* Objective
The records below must be transcribed exactly. Do not include the pictures.

* Data shown
━━━━━━━━━━
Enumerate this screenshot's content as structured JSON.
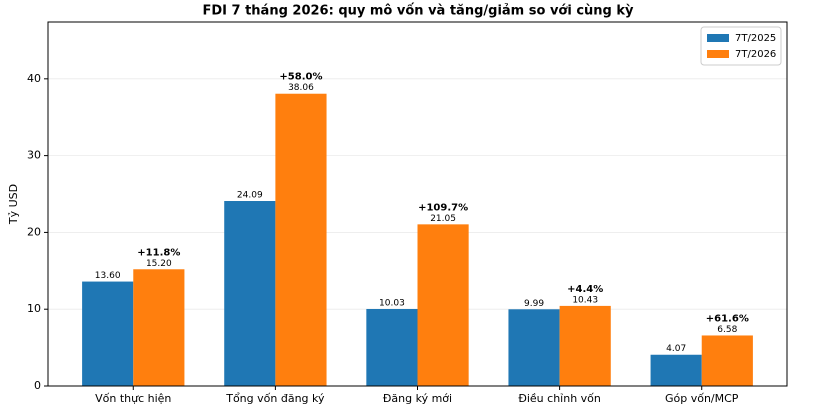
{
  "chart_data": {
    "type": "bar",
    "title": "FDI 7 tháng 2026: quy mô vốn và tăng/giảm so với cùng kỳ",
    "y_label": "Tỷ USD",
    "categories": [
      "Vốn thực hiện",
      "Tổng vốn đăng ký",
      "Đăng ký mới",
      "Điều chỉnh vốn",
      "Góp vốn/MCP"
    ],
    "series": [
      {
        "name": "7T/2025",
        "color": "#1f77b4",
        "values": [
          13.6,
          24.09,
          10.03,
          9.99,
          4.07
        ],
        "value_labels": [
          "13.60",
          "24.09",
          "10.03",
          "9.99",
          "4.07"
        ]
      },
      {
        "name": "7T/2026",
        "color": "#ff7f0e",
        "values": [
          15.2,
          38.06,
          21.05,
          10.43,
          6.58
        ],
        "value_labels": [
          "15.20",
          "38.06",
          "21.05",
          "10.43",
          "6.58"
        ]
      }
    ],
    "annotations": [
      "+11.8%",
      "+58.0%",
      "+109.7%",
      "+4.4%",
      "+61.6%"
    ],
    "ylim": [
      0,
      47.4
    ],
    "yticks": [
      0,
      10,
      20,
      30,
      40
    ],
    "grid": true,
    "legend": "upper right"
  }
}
━━━━━━━━━━
* Output
Enumerate this screenshot's content as structured JSON.
{
  "chart_data": {
    "type": "bar",
    "title": "FDI 7 tháng 2026: quy mô vốn và tăng/giảm so với cùng kỳ",
    "y_label": "Tỷ USD",
    "categories": [
      "Vốn thực hiện",
      "Tổng vốn đăng ký",
      "Đăng ký mới",
      "Điều chỉnh vốn",
      "Góp vốn/MCP"
    ],
    "series": [
      {
        "name": "7T/2025",
        "color": "#1f77b4",
        "values": [
          13.6,
          24.09,
          10.03,
          9.99,
          4.07
        ],
        "value_labels": [
          "13.60",
          "24.09",
          "10.03",
          "9.99",
          "4.07"
        ]
      },
      {
        "name": "7T/2026",
        "color": "#ff7f0e",
        "values": [
          15.2,
          38.06,
          21.05,
          10.43,
          6.58
        ],
        "value_labels": [
          "15.20",
          "38.06",
          "21.05",
          "10.43",
          "6.58"
        ]
      }
    ],
    "annotations": [
      "+11.8%",
      "+58.0%",
      "+109.7%",
      "+4.4%",
      "+61.6%"
    ],
    "ylim": [
      0,
      47.4
    ],
    "yticks": [
      0,
      10,
      20,
      30,
      40
    ],
    "grid": true,
    "legend": "upper right"
  }
}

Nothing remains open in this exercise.